Begin

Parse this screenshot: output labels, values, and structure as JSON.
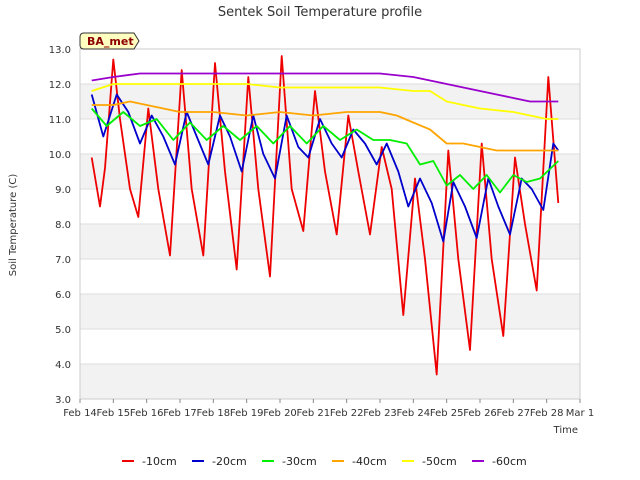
{
  "chart_data": {
    "type": "line",
    "title": "Sentek Soil Temperature profile",
    "xlabel": "Time",
    "ylabel": "Soil Temperature (C)",
    "badge": "BA_met",
    "ylim": [
      3.0,
      13.0
    ],
    "xlim": [
      0,
      15
    ],
    "yticks": [
      "3.0",
      "4.0",
      "5.0",
      "6.0",
      "7.0",
      "8.0",
      "9.0",
      "10.0",
      "11.0",
      "12.0",
      "13.0"
    ],
    "xticks": [
      "Feb 14",
      "Feb 15",
      "Feb 16",
      "Feb 17",
      "Feb 18",
      "Feb 19",
      "Feb 20",
      "Feb 21",
      "Feb 22",
      "Feb 23",
      "Feb 24",
      "Feb 25",
      "Feb 26",
      "Feb 27",
      "Feb 28",
      "Mar 1"
    ],
    "grid": true,
    "legend_position": "bottom",
    "series": [
      {
        "name": "-10cm",
        "color": "#ee0000",
        "points": [
          [
            0.35,
            9.9
          ],
          [
            0.6,
            8.5
          ],
          [
            0.75,
            9.6
          ],
          [
            1.0,
            12.7
          ],
          [
            1.2,
            11.0
          ],
          [
            1.5,
            9.0
          ],
          [
            1.75,
            8.2
          ],
          [
            2.05,
            11.3
          ],
          [
            2.35,
            9.0
          ],
          [
            2.7,
            7.1
          ],
          [
            3.05,
            12.4
          ],
          [
            3.35,
            9.0
          ],
          [
            3.7,
            7.1
          ],
          [
            4.05,
            12.6
          ],
          [
            4.35,
            9.5
          ],
          [
            4.7,
            6.7
          ],
          [
            5.05,
            12.2
          ],
          [
            5.35,
            9.0
          ],
          [
            5.7,
            6.5
          ],
          [
            6.05,
            12.8
          ],
          [
            6.35,
            9.0
          ],
          [
            6.7,
            7.8
          ],
          [
            7.05,
            11.8
          ],
          [
            7.35,
            9.5
          ],
          [
            7.7,
            7.7
          ],
          [
            8.05,
            11.1
          ],
          [
            8.35,
            9.5
          ],
          [
            8.7,
            7.7
          ],
          [
            9.05,
            10.2
          ],
          [
            9.35,
            9.0
          ],
          [
            9.7,
            5.4
          ],
          [
            10.05,
            9.3
          ],
          [
            10.35,
            7.0
          ],
          [
            10.7,
            3.7
          ],
          [
            11.05,
            10.1
          ],
          [
            11.35,
            7.0
          ],
          [
            11.7,
            4.4
          ],
          [
            12.05,
            10.3
          ],
          [
            12.35,
            7.0
          ],
          [
            12.7,
            4.8
          ],
          [
            13.05,
            9.9
          ],
          [
            13.35,
            8.0
          ],
          [
            13.7,
            6.1
          ],
          [
            14.05,
            12.2
          ],
          [
            14.35,
            8.6
          ]
        ]
      },
      {
        "name": "-20cm",
        "color": "#0000cc",
        "points": [
          [
            0.35,
            11.7
          ],
          [
            0.7,
            10.5
          ],
          [
            1.1,
            11.7
          ],
          [
            1.45,
            11.2
          ],
          [
            1.8,
            10.3
          ],
          [
            2.15,
            11.1
          ],
          [
            2.5,
            10.5
          ],
          [
            2.85,
            9.7
          ],
          [
            3.2,
            11.2
          ],
          [
            3.5,
            10.5
          ],
          [
            3.85,
            9.7
          ],
          [
            4.2,
            11.1
          ],
          [
            4.5,
            10.5
          ],
          [
            4.85,
            9.5
          ],
          [
            5.2,
            11.1
          ],
          [
            5.5,
            10.0
          ],
          [
            5.85,
            9.3
          ],
          [
            6.2,
            11.1
          ],
          [
            6.55,
            10.2
          ],
          [
            6.85,
            9.9
          ],
          [
            7.2,
            11.0
          ],
          [
            7.55,
            10.3
          ],
          [
            7.85,
            9.9
          ],
          [
            8.2,
            10.7
          ],
          [
            8.55,
            10.3
          ],
          [
            8.9,
            9.7
          ],
          [
            9.2,
            10.3
          ],
          [
            9.55,
            9.5
          ],
          [
            9.85,
            8.5
          ],
          [
            10.2,
            9.3
          ],
          [
            10.55,
            8.6
          ],
          [
            10.9,
            7.5
          ],
          [
            11.2,
            9.2
          ],
          [
            11.55,
            8.5
          ],
          [
            11.9,
            7.6
          ],
          [
            12.25,
            9.3
          ],
          [
            12.55,
            8.5
          ],
          [
            12.9,
            7.7
          ],
          [
            13.25,
            9.3
          ],
          [
            13.55,
            9.0
          ],
          [
            13.9,
            8.4
          ],
          [
            14.2,
            10.3
          ],
          [
            14.35,
            10.1
          ]
        ]
      },
      {
        "name": "-30cm",
        "color": "#00ee00",
        "points": [
          [
            0.35,
            11.3
          ],
          [
            0.8,
            10.8
          ],
          [
            1.3,
            11.2
          ],
          [
            1.8,
            10.8
          ],
          [
            2.3,
            11.0
          ],
          [
            2.8,
            10.4
          ],
          [
            3.3,
            10.9
          ],
          [
            3.8,
            10.4
          ],
          [
            4.3,
            10.8
          ],
          [
            4.8,
            10.4
          ],
          [
            5.3,
            10.8
          ],
          [
            5.8,
            10.3
          ],
          [
            6.3,
            10.8
          ],
          [
            6.8,
            10.3
          ],
          [
            7.3,
            10.8
          ],
          [
            7.8,
            10.4
          ],
          [
            8.3,
            10.7
          ],
          [
            8.8,
            10.4
          ],
          [
            9.3,
            10.4
          ],
          [
            9.8,
            10.3
          ],
          [
            10.2,
            9.7
          ],
          [
            10.6,
            9.8
          ],
          [
            11.0,
            9.1
          ],
          [
            11.4,
            9.4
          ],
          [
            11.8,
            9.0
          ],
          [
            12.2,
            9.4
          ],
          [
            12.6,
            8.9
          ],
          [
            13.0,
            9.4
          ],
          [
            13.4,
            9.2
          ],
          [
            13.8,
            9.3
          ],
          [
            14.35,
            9.8
          ]
        ]
      },
      {
        "name": "-40cm",
        "color": "#ffa500",
        "points": [
          [
            0.35,
            11.4
          ],
          [
            1.0,
            11.4
          ],
          [
            1.5,
            11.5
          ],
          [
            2.0,
            11.4
          ],
          [
            3.0,
            11.2
          ],
          [
            4.0,
            11.2
          ],
          [
            5.0,
            11.1
          ],
          [
            6.0,
            11.2
          ],
          [
            7.0,
            11.1
          ],
          [
            8.0,
            11.2
          ],
          [
            9.0,
            11.2
          ],
          [
            9.5,
            11.1
          ],
          [
            10.0,
            10.9
          ],
          [
            10.5,
            10.7
          ],
          [
            11.0,
            10.3
          ],
          [
            11.5,
            10.3
          ],
          [
            12.0,
            10.2
          ],
          [
            12.5,
            10.1
          ],
          [
            13.0,
            10.1
          ],
          [
            13.5,
            10.1
          ],
          [
            14.35,
            10.1
          ]
        ]
      },
      {
        "name": "-50cm",
        "color": "#ffff00",
        "points": [
          [
            0.35,
            11.8
          ],
          [
            1.0,
            12.0
          ],
          [
            2.0,
            12.0
          ],
          [
            3.0,
            12.0
          ],
          [
            4.0,
            12.0
          ],
          [
            5.0,
            12.0
          ],
          [
            6.0,
            11.9
          ],
          [
            7.0,
            11.9
          ],
          [
            8.0,
            11.9
          ],
          [
            9.0,
            11.9
          ],
          [
            10.0,
            11.8
          ],
          [
            10.5,
            11.8
          ],
          [
            11.0,
            11.5
          ],
          [
            11.5,
            11.4
          ],
          [
            12.0,
            11.3
          ],
          [
            13.0,
            11.2
          ],
          [
            13.5,
            11.1
          ],
          [
            14.0,
            11.0
          ],
          [
            14.35,
            11.0
          ]
        ]
      },
      {
        "name": "-60cm",
        "color": "#9900cc",
        "points": [
          [
            0.35,
            12.1
          ],
          [
            1.0,
            12.2
          ],
          [
            1.8,
            12.3
          ],
          [
            3.0,
            12.3
          ],
          [
            4.0,
            12.3
          ],
          [
            5.0,
            12.3
          ],
          [
            6.0,
            12.3
          ],
          [
            7.0,
            12.3
          ],
          [
            8.0,
            12.3
          ],
          [
            9.0,
            12.3
          ],
          [
            10.0,
            12.2
          ],
          [
            10.5,
            12.1
          ],
          [
            11.0,
            12.0
          ],
          [
            11.5,
            11.9
          ],
          [
            12.0,
            11.8
          ],
          [
            12.5,
            11.7
          ],
          [
            13.0,
            11.6
          ],
          [
            13.5,
            11.5
          ],
          [
            14.35,
            11.5
          ]
        ]
      }
    ]
  }
}
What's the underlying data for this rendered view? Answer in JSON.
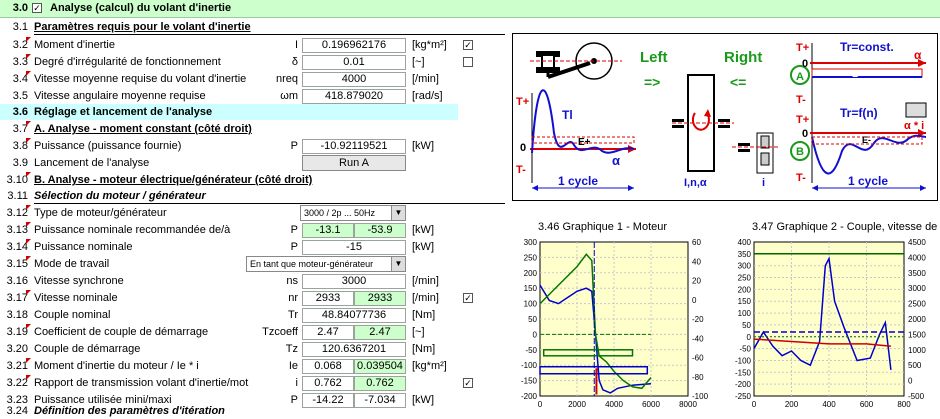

End

Task to complete: Every line that holds the string "this" should be returned.

Task answer:
Parse this screenshot: output labels, values, and structure as JSON.
What's the underlying data for this rendered view? Answer in JSON.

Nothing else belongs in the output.